# PROBLEM DETAILS:
Each line that holds the word "sedimenti" counts once. Give the total number of such lines and nothing else.

# MATERIAL SUPPLIED:

(begin)

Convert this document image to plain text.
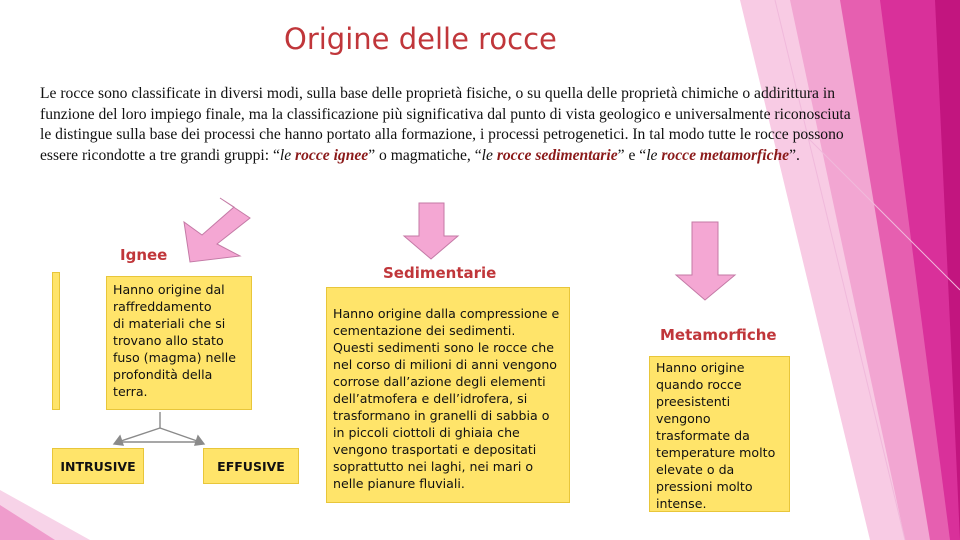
Origine delle rocce
Le rocce sono classificate in diversi modi, sulla base delle proprietà fisiche, o su quella delle proprietà chimiche o addirittura in funzione del loro impiego finale, ma la classificazione più significativa dal punto di vista geologico e universalmente riconosciuta le distingue sulla base dei processi che hanno portato alla formazione, i processi petrogenetici. In tal modo tutte le rocce possono essere ricondotte a tre grandi gruppi: “le rocce ignee” o magmatiche, “le rocce sedimentarie” e “le rocce metamorfiche”.
Ignee
Hanno origine dal
raffreddamento
di materiali che si
trovano allo stato
fuso (magma) nelle
profondità della
terra.
INTRUSIVE	EFFUSIVE
Sedimentarie
Hanno origine dalla compressione e
cementazione dei sedimenti.
Questi sedimenti sono le rocce che
nel corso di milioni di anni vengono
corrose dall’azione degli elementi
dell’atmofera e dell’idrofera, si
trasformano in granelli di sabbia o
in piccoli ciottoli di ghiaia che
vengono trasportati e depositati
soprattutto nei laghi, nei mari o
nelle pianure fluviali.
Metamorfiche
Hanno origine
quando rocce
preesistenti
vengono
trasformate da
temperature molto
elevate o da
pressioni molto
intense.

(end)

# THE OUTPUT:
2